### Source text
Loadrunner C Code String Manipulation

I came across the below code while googling which works great. (Credit to Chaitanya Bhatt # Performancecompetence.com)
The below function searches for the last occurrence of the passed delimiter and saves the remaining part of the input string to the returned output string.
void strLastOccr(char inputStr[100], char* outputStr, char *delim)
{
char *temp, *temp2;
int i = 0;
temp = "";
while (temp!=NULL)
{
if(i==0)
{
temp2 = temp;
temp = (char *)strtok(inputStr,delim);
i++;
}
if(i>0)
{
temp2 = temp;
temp = (char *)strtok(NULL,delim);
}
lr_save_string(temp2,outputStr);
}
}
Basically trying to add two new options to pass in.
Occurrence No: Instead of defaulting to the last occurrence, allowing to specific which occurrence to stop at and save the remaining of the string.

### Requirement A
Answer these about the post on LoadRunner C string manipulation:
(i) Who is credited for the code?
(ii) Which function call stores temp2 into the output string?
(iii) What does the "Occurrence No" option allow?
### Requirement B
List every parameter of the strLastOccr function in the LoadRunner post.
### Requirement C
Carry on the post about LoadRunner C string manipulation from its last sentence.

### Records provided
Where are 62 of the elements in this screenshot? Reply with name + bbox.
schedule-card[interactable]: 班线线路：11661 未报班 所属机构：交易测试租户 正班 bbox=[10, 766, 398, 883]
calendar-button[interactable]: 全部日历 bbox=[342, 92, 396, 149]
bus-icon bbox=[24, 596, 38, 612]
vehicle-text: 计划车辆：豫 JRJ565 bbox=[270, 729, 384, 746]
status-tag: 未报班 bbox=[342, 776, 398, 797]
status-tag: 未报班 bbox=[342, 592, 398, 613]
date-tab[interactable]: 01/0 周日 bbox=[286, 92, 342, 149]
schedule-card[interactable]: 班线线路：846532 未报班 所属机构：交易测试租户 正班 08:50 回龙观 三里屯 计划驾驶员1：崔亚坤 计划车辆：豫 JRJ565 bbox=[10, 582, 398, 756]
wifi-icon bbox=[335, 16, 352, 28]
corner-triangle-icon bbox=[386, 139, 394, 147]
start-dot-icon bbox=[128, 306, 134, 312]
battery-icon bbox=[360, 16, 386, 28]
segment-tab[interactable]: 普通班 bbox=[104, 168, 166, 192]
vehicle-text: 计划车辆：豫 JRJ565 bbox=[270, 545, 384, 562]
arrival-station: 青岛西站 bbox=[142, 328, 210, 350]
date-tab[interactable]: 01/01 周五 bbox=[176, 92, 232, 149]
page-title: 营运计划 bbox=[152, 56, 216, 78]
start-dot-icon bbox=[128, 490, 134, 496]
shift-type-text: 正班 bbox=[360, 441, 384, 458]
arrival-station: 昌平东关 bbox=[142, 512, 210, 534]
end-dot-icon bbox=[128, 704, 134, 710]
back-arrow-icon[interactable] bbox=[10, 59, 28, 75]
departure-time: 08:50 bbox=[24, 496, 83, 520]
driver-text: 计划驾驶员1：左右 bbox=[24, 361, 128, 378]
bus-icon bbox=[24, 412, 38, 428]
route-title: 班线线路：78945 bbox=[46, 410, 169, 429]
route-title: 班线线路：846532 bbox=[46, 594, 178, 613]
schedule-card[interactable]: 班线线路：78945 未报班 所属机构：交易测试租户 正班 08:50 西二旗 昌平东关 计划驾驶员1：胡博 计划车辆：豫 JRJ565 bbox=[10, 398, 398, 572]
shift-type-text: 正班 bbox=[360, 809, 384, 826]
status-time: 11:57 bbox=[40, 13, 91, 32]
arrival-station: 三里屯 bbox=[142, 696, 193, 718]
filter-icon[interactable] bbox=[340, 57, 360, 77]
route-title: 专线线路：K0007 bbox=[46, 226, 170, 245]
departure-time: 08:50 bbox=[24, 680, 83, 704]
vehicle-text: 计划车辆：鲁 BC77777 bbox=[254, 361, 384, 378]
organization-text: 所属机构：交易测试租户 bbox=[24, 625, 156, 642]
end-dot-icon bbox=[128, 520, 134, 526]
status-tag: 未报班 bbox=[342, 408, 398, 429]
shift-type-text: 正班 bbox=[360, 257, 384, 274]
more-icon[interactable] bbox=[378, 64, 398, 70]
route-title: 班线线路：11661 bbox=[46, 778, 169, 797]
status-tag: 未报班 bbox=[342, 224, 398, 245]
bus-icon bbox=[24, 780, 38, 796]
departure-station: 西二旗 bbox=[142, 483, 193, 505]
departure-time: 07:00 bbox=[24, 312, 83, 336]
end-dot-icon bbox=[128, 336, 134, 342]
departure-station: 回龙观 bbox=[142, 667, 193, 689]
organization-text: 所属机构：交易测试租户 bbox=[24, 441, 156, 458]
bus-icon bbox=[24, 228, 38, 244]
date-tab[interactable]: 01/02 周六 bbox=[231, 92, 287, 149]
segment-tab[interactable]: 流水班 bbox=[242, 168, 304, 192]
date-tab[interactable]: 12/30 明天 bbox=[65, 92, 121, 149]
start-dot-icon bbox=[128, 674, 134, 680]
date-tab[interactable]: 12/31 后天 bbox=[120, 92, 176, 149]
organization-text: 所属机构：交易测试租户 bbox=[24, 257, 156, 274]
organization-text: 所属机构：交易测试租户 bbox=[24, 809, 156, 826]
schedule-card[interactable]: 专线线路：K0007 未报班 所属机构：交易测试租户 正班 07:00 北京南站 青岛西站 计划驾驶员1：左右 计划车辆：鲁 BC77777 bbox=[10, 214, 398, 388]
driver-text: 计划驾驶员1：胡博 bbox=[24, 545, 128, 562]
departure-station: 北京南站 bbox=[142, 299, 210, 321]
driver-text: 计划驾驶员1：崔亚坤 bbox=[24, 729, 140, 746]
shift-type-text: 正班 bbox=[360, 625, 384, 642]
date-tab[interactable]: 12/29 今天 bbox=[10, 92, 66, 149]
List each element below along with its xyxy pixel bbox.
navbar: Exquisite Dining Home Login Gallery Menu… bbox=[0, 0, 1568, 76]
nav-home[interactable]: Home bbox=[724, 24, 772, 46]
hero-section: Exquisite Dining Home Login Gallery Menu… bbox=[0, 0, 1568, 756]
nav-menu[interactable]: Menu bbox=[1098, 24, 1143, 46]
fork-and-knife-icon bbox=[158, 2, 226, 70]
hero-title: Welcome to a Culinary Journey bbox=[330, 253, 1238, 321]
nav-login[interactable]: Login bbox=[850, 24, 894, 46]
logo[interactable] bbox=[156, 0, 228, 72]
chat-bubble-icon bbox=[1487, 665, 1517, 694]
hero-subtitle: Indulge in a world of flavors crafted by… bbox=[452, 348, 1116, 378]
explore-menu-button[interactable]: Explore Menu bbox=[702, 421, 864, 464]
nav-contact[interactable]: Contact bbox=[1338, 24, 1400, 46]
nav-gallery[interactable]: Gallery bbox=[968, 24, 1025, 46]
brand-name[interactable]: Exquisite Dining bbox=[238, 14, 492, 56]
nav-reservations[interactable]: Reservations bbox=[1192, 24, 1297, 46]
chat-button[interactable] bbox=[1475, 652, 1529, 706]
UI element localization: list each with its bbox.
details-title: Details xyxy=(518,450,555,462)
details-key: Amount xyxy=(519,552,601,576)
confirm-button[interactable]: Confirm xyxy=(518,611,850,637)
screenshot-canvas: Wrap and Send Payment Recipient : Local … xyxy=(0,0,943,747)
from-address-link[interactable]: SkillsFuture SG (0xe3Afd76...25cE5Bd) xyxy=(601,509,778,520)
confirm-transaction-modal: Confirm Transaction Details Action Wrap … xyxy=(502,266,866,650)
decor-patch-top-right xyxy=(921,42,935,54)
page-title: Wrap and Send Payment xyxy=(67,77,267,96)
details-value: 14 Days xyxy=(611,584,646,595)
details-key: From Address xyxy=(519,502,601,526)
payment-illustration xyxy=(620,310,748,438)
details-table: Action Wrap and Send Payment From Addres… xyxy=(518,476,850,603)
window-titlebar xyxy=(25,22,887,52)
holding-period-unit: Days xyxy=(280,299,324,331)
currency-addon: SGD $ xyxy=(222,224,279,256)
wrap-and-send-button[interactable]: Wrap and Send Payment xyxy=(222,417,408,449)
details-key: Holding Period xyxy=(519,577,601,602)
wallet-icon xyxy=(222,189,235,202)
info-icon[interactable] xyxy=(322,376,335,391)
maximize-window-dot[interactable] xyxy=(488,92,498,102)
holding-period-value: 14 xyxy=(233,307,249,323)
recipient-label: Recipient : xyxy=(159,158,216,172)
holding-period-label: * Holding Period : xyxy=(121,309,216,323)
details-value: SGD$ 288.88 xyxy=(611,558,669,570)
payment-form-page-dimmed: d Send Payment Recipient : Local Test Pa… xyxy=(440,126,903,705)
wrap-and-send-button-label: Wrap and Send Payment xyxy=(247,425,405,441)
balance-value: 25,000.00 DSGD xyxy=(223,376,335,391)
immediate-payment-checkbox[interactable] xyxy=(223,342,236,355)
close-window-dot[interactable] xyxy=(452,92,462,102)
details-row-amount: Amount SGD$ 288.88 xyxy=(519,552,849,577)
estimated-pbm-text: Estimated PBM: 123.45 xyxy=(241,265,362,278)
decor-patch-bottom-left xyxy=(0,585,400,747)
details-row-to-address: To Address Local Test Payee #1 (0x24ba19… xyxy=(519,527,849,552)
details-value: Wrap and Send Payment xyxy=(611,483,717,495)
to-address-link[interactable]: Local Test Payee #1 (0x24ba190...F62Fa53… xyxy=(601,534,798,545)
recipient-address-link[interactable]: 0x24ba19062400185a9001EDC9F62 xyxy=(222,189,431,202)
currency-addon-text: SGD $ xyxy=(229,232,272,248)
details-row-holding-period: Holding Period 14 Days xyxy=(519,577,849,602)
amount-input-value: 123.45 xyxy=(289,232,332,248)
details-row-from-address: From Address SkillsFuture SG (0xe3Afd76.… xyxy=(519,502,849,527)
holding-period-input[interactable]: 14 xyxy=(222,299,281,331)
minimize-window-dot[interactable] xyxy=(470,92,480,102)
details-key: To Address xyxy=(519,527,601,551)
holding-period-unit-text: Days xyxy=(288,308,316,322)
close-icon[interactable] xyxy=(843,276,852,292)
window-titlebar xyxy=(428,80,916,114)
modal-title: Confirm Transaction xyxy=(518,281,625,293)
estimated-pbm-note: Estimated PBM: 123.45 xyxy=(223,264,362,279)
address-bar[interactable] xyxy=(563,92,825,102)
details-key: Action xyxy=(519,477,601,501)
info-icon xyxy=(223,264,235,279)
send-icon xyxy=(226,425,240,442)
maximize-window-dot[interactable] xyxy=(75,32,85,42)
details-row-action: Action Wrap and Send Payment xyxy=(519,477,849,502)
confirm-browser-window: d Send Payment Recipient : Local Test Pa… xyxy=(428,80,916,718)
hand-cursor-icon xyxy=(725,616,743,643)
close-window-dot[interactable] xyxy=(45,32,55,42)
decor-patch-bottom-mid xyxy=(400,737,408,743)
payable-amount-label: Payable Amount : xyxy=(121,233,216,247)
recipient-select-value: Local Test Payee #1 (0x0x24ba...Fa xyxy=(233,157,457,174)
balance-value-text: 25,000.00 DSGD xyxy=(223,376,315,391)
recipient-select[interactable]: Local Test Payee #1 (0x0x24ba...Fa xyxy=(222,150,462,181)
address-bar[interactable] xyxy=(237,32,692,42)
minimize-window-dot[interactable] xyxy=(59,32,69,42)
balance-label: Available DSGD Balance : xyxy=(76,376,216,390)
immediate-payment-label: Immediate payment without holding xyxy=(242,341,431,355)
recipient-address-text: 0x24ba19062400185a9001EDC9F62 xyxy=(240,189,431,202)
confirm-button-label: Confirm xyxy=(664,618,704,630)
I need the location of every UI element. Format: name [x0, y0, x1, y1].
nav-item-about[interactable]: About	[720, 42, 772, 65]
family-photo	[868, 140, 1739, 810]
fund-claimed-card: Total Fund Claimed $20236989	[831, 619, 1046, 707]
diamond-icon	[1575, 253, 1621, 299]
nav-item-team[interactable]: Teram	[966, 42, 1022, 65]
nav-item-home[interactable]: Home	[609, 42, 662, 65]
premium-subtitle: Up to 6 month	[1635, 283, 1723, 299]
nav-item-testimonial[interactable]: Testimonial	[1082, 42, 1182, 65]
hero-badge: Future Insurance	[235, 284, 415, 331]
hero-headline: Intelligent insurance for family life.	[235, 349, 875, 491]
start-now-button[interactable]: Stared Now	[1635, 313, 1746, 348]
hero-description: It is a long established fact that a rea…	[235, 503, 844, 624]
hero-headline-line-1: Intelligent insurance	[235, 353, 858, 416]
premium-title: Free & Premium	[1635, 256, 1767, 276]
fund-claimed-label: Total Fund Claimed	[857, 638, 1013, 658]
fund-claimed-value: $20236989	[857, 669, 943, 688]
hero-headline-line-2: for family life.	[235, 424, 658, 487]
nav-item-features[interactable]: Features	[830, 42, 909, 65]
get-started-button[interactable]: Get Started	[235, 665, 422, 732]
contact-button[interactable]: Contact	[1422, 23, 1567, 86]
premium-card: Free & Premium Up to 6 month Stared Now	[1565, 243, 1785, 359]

### Written answer A
(i) Chaitanya Bhatt (Performancecompetence.com)
(ii) lr_save_string
(iii) It lets you specify which occurrence to stop at, instead of defaulting to the last one, and save the rest of the string.

### Written answer B
inputStr, outputStr, delim

### Written answer C
Part of the string to save: (Left, Right) At the moment the string is saving the right side once the delimiter is found. Additional option is intended to allow the user to specify for the left or right side of the delimiter is found.
void strOccr(char inputStr[100], char* outputStr, char *delim, int *occrNo, char *stringSide)
So the question is what are the modifications I need to the above function?
Also is it actually possible to do?
UPDATE
After I kept at it I was able to workout a solution.
As I can't answer my own question for another 6 hours, points will be awarded to who can provide an improved function. Specifically I don't like the code under the comment "// Removes the delim at the end of the string."
void lr_custom_string_delim_save (char inputStr[500], char* outputStr, char *delim, int occrNo, int stringSide)
{
char *temp, *temp2;
char temp3[500] = {0};
int i = 0;
int i2;
int iOccrNo = 1;
temp = "";
while (temp!=NULL) {
if(i==0) {
temp2 = temp;
temp = (char *)strtok(inputStr,delim);
i++;
}
if(i>0) {
temp2 = temp;
temp = (char *)strtok(NULL,delim);
if (stringSide==0) {
if (iOccrNo > occrNo) {
strcat(temp3, temp2);
// Ensure an extra delim is not added at the end of the string.
if (temp!=NULL) {
// Adds the delim back into the string that is removed by strtok.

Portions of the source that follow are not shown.